EXERCISE OBJECTIVE: Reproduce the records in full, replacing "data-label" with "value-label" wherever it occurs and leaving everything else unchanged.
________________
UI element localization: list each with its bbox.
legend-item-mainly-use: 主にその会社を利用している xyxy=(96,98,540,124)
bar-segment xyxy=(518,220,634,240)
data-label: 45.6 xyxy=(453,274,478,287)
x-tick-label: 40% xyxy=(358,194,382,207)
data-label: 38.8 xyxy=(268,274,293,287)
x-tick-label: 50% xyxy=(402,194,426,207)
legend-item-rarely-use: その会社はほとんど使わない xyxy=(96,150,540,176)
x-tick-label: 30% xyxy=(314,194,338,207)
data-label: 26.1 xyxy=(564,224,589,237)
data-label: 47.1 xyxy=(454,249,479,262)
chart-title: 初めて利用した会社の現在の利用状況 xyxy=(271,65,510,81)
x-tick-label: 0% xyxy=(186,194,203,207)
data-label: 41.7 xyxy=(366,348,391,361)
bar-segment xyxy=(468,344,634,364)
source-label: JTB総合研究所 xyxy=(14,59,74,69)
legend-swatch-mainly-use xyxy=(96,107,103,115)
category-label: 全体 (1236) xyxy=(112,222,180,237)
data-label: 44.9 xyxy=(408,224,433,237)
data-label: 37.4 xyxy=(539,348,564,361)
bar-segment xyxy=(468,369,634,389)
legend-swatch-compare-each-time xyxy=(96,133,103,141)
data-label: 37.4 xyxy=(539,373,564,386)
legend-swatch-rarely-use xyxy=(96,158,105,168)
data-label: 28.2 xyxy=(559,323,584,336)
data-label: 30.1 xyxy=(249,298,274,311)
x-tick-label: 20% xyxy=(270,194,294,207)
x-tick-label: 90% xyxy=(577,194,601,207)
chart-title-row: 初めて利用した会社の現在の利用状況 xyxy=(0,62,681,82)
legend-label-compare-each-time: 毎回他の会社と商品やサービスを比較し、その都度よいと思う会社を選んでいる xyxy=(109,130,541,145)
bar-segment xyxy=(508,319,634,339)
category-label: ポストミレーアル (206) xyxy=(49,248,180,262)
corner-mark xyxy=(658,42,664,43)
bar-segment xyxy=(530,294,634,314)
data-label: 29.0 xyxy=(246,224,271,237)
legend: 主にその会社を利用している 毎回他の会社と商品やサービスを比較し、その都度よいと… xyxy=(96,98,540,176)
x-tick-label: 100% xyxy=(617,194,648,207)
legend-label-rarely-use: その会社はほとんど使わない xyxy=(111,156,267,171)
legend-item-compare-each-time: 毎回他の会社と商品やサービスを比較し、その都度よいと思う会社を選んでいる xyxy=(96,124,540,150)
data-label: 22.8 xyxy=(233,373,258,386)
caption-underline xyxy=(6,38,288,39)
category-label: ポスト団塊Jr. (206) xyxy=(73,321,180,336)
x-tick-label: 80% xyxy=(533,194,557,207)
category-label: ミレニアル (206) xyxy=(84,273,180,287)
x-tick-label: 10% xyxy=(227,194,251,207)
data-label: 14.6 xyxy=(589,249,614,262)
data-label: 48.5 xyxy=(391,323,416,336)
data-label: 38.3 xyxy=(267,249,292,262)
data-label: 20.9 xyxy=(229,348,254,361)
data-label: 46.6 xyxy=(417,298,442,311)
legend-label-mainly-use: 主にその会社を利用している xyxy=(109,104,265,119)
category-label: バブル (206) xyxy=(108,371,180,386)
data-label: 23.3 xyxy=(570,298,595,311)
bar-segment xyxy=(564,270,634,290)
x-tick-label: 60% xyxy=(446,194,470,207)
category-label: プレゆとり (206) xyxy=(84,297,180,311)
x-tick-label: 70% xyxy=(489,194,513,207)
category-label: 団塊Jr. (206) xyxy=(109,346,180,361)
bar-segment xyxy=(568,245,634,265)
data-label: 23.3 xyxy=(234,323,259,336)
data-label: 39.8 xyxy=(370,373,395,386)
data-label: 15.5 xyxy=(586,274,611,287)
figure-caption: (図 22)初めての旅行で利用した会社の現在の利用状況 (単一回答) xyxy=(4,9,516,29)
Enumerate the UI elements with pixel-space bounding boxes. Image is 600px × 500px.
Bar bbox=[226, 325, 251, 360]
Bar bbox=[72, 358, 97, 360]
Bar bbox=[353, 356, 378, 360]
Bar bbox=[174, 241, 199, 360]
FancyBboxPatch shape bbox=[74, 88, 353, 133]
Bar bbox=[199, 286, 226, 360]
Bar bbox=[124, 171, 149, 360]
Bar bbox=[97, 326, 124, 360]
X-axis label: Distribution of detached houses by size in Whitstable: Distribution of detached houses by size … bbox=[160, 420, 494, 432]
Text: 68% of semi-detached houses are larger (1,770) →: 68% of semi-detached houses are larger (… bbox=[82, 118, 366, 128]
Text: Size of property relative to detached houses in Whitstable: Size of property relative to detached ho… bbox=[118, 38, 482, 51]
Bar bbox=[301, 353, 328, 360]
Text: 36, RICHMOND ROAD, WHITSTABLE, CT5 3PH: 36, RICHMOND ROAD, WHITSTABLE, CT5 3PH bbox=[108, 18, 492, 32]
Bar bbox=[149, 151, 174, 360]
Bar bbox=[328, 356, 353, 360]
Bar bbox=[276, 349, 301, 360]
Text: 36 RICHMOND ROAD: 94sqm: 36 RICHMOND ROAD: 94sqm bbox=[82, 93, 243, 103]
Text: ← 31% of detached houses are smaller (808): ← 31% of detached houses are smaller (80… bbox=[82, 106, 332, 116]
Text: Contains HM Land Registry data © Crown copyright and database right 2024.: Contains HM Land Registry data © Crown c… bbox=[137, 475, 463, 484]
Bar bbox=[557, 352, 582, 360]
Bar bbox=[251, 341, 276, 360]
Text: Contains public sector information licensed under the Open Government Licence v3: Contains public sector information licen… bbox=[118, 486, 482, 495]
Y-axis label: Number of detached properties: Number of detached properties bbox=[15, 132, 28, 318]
________________
RIGHT ANSWER:
UI element localization: list each with its bbox.
legend-item-mainly-use: 主にその会社を利用している xyxy=(96,98,540,124)
bar-segment xyxy=(518,220,634,240)
value-label: 45.6 xyxy=(453,274,478,287)
x-tick-label: 40% xyxy=(358,194,382,207)
value-label: 38.8 xyxy=(268,274,293,287)
x-tick-label: 50% xyxy=(402,194,426,207)
legend-item-rarely-use: その会社はほとんど使わない xyxy=(96,150,540,176)
x-tick-label: 30% xyxy=(314,194,338,207)
value-label: 26.1 xyxy=(564,224,589,237)
value-label: 47.1 xyxy=(454,249,479,262)
chart-title: 初めて利用した会社の現在の利用状況 xyxy=(271,65,510,81)
x-tick-label: 0% xyxy=(186,194,203,207)
value-label: 41.7 xyxy=(366,348,391,361)
bar-segment xyxy=(468,344,634,364)
source-label: JTB総合研究所 xyxy=(14,59,74,69)
legend-swatch-mainly-use xyxy=(96,107,103,115)
category-label: 全体 (1236) xyxy=(112,222,180,237)
value-label: 44.9 xyxy=(408,224,433,237)
value-label: 37.4 xyxy=(539,348,564,361)
bar-segment xyxy=(468,369,634,389)
legend-swatch-compare-each-time xyxy=(96,133,103,141)
value-label: 37.4 xyxy=(539,373,564,386)
legend-swatch-rarely-use xyxy=(96,158,105,168)
value-label: 28.2 xyxy=(559,323,584,336)
value-label: 30.1 xyxy=(249,298,274,311)
x-tick-label: 20% xyxy=(270,194,294,207)
x-tick-label: 90% xyxy=(577,194,601,207)
chart-title-row: 初めて利用した会社の現在の利用状況 xyxy=(0,62,681,82)
legend-label-compare-each-time: 毎回他の会社と商品やサービスを比較し、その都度よいと思う会社を選んでいる xyxy=(109,130,541,145)
bar-segment xyxy=(508,319,634,339)
category-label: ポストミレーアル (206) xyxy=(49,248,180,262)
corner-mark xyxy=(658,42,664,43)
bar-segment xyxy=(530,294,634,314)
value-label: 29.0 xyxy=(246,224,271,237)
legend: 主にその会社を利用している 毎回他の会社と商品やサービスを比較し、その都度よいと… xyxy=(96,98,540,176)
x-tick-label: 100% xyxy=(617,194,648,207)
legend-label-rarely-use: その会社はほとんど使わない xyxy=(111,156,267,171)
legend-item-compare-each-time: 毎回他の会社と商品やサービスを比較し、その都度よいと思う会社を選んでいる xyxy=(96,124,540,150)
value-label: 22.8 xyxy=(233,373,258,386)
caption-underline xyxy=(6,38,288,39)
category-label: ポスト団塊Jr. (206) xyxy=(73,321,180,336)
x-tick-label: 80% xyxy=(533,194,557,207)
category-label: ミレニアル (206) xyxy=(84,273,180,287)
x-tick-label: 10% xyxy=(227,194,251,207)
value-label: 14.6 xyxy=(589,249,614,262)
value-label: 48.5 xyxy=(391,323,416,336)
value-label: 38.3 xyxy=(267,249,292,262)
value-label: 20.9 xyxy=(229,348,254,361)
value-label: 46.6 xyxy=(417,298,442,311)
legend-label-mainly-use: 主にその会社を利用している xyxy=(109,104,265,119)
category-label: バブル (206) xyxy=(108,371,180,386)
value-label: 23.3 xyxy=(570,298,595,311)
bar-segment xyxy=(564,270,634,290)
x-tick-label: 60% xyxy=(446,194,470,207)
category-label: プレゆとり (206) xyxy=(84,297,180,311)
x-tick-label: 70% xyxy=(489,194,513,207)
category-label: 団塊Jr. (206) xyxy=(109,346,180,361)
bar-segment xyxy=(568,245,634,265)
value-label: 23.3 xyxy=(234,323,259,336)
value-label: 39.8 xyxy=(370,373,395,386)
value-label: 15.5 xyxy=(586,274,611,287)
figure-caption: (図 22)初めての旅行で利用した会社の現在の利用状況 (単一回答) xyxy=(4,9,516,29)
Enumerate the UI elements with pixel-space bounding boxes. Image is 600px × 500px.
Bar bbox=[226, 325, 251, 360]
Bar bbox=[72, 358, 97, 360]
Bar bbox=[353, 356, 378, 360]
Bar bbox=[174, 241, 199, 360]
FancyBboxPatch shape bbox=[74, 88, 353, 133]
Bar bbox=[199, 286, 226, 360]
Bar bbox=[124, 171, 149, 360]
Bar bbox=[97, 326, 124, 360]
X-axis label: Distribution of detached houses by size in Whitstable: Distribution of detached houses by size … bbox=[160, 420, 494, 432]
Text: 68% of semi-detached houses are larger (1,770) →: 68% of semi-detached houses are larger (… bbox=[82, 118, 366, 128]
Text: Size of property relative to detached houses in Whitstable: Size of property relative to detached ho… bbox=[118, 38, 482, 51]
Bar bbox=[301, 353, 328, 360]
Text: 36, RICHMOND ROAD, WHITSTABLE, CT5 3PH: 36, RICHMOND ROAD, WHITSTABLE, CT5 3PH bbox=[108, 18, 492, 32]
Bar bbox=[149, 151, 174, 360]
Bar bbox=[328, 356, 353, 360]
Bar bbox=[276, 349, 301, 360]
Text: 36 RICHMOND ROAD: 94sqm: 36 RICHMOND ROAD: 94sqm bbox=[82, 93, 243, 103]
Text: ← 31% of detached houses are smaller (808): ← 31% of detached houses are smaller (80… bbox=[82, 106, 332, 116]
Text: Contains HM Land Registry data © Crown copyright and database right 2024.: Contains HM Land Registry data © Crown c… bbox=[137, 475, 463, 484]
Bar bbox=[557, 352, 582, 360]
Bar bbox=[251, 341, 276, 360]
Text: Contains public sector information licensed under the Open Government Licence v3: Contains public sector information licen… bbox=[118, 486, 482, 495]
Y-axis label: Number of detached properties: Number of detached properties bbox=[15, 132, 28, 318]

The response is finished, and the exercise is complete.